▶ _Problem to solve_: Output every entry exactly as given.

** start of Listed entries **

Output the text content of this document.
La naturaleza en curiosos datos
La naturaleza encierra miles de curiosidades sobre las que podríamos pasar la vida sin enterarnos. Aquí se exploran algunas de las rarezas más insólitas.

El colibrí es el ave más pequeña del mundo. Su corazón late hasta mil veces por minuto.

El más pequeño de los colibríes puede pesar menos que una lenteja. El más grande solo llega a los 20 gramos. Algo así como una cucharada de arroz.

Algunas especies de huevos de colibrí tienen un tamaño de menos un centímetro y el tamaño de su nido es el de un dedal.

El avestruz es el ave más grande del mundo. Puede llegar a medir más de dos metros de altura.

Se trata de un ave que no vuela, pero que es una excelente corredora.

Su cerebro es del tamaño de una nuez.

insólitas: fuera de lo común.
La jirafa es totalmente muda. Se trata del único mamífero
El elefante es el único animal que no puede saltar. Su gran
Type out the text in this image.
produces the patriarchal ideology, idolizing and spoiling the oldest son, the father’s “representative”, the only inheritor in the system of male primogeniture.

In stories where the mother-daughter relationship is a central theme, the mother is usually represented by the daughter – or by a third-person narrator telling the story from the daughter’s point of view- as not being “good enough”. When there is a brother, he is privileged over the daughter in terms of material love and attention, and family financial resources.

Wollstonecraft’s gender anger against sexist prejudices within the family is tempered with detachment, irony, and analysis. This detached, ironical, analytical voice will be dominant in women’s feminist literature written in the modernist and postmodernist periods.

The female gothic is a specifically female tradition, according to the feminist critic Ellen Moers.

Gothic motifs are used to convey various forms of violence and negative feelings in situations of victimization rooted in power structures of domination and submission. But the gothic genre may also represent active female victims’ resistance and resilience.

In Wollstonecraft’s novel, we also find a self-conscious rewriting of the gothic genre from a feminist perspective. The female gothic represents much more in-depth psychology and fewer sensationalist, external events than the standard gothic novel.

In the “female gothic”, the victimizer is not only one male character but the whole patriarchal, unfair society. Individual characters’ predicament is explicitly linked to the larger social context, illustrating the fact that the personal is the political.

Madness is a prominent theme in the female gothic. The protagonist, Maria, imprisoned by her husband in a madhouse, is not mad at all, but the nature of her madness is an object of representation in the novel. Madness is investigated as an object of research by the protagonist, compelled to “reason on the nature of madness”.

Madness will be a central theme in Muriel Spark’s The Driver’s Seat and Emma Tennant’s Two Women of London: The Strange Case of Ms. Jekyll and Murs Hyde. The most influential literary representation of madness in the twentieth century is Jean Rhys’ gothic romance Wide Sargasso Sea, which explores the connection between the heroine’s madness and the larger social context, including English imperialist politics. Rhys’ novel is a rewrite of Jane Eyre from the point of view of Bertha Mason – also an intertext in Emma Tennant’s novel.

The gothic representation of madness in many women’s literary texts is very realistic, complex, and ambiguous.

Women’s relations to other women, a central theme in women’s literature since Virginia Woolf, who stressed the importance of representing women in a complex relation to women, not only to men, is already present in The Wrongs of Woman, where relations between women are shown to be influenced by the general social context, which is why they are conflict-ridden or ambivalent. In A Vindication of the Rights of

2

** end of Listed entries **

▶ _Reply to the task_:
Output the text content of this document.
La naturaleza en curiosos datos
La naturaleza encierra miles de curiosidades sobre las que podríamos pasar la vida sin enterarnos. Aquí se exploran algunas de las rarezas más insólitas.

El colibrí es el ave más pequeña del mundo. Su corazón late hasta mil veces por minuto.

El más pequeño de los colibríes puede pesar menos que una lenteja. El más grande solo llega a los 20 gramos. Algo así como una cucharada de arroz.

Algunas especies de huevos de colibrí tienen un tamaño de menos un centímetro y el tamaño de su nido es el de un dedal.

El avestruz es el ave más grande del mundo. Puede llegar a medir más de dos metros de altura.

Se trata de un ave que no vuela, pero que es una excelente corredora.

Su cerebro es del tamaño de una nuez.

insólitas: fuera de lo común.
La jirafa es totalmente muda. Se trata del único mamífero
El elefante es el único animal que no puede saltar. Su gran
Type out the text in this image.
produces the patriarchal ideology, idolizing and spoiling the oldest son, the father’s “representative”, the only inheritor in the system of male primogeniture.

In stories where the mother-daughter relationship is a central theme, the mother is usually represented by the daughter – or by a third-person narrator telling the story from the daughter’s point of view- as not being “good enough”. When there is a brother, he is privileged over the daughter in terms of material love and attention, and family financial resources.

Wollstonecraft’s gender anger against sexist prejudices within the family is tempered with detachment, irony, and analysis. This detached, ironical, analytical voice will be dominant in women’s feminist literature written in the modernist and postmodernist periods.

The female gothic is a specifically female tradition, according to the feminist critic Ellen Moers.

Gothic motifs are used to convey various forms of violence and negative feelings in situations of victimization rooted in power structures of domination and submission. But the gothic genre may also represent active female victims’ resistance and resilience.

In Wollstonecraft’s novel, we also find a self-conscious rewriting of the gothic genre from a feminist perspective. The female gothic represents much more in-depth psychology and fewer sensationalist, external events than the standard gothic novel.

In the “female gothic”, the victimizer is not only one male character but the whole patriarchal, unfair society. Individual characters’ predicament is explicitly linked to the larger social context, illustrating the fact that the personal is the political.

Madness is a prominent theme in the female gothic. The protagonist, Maria, imprisoned by her husband in a madhouse, is not mad at all, but the nature of her madness is an object of representation in the novel. Madness is investigated as an object of research by the protagonist, compelled to “reason on the nature of madness”.

Madness will be a central theme in Muriel Spark’s The Driver’s Seat and Emma Tennant’s Two Women of London: The Strange Case of Ms. Jekyll and Murs Hyde. The most influential literary representation of madness in the twentieth century is Jean Rhys’ gothic romance Wide Sargasso Sea, which explores the connection between the heroine’s madness and the larger social context, including English imperialist politics. Rhys’ novel is a rewrite of Jane Eyre from the point of view of Bertha Mason – also an intertext in Emma Tennant’s novel.

The gothic representation of madness in many women’s literary texts is very realistic, complex, and ambiguous.

Women’s relations to other women, a central theme in women’s literature since Virginia Woolf, who stressed the importance of representing women in a complex relation to women, not only to men, is already present in The Wrongs of Woman, where relations between women are shown to be influenced by the general social context, which is why they are conflict-ridden or ambivalent. In A Vindication of the Rights of

2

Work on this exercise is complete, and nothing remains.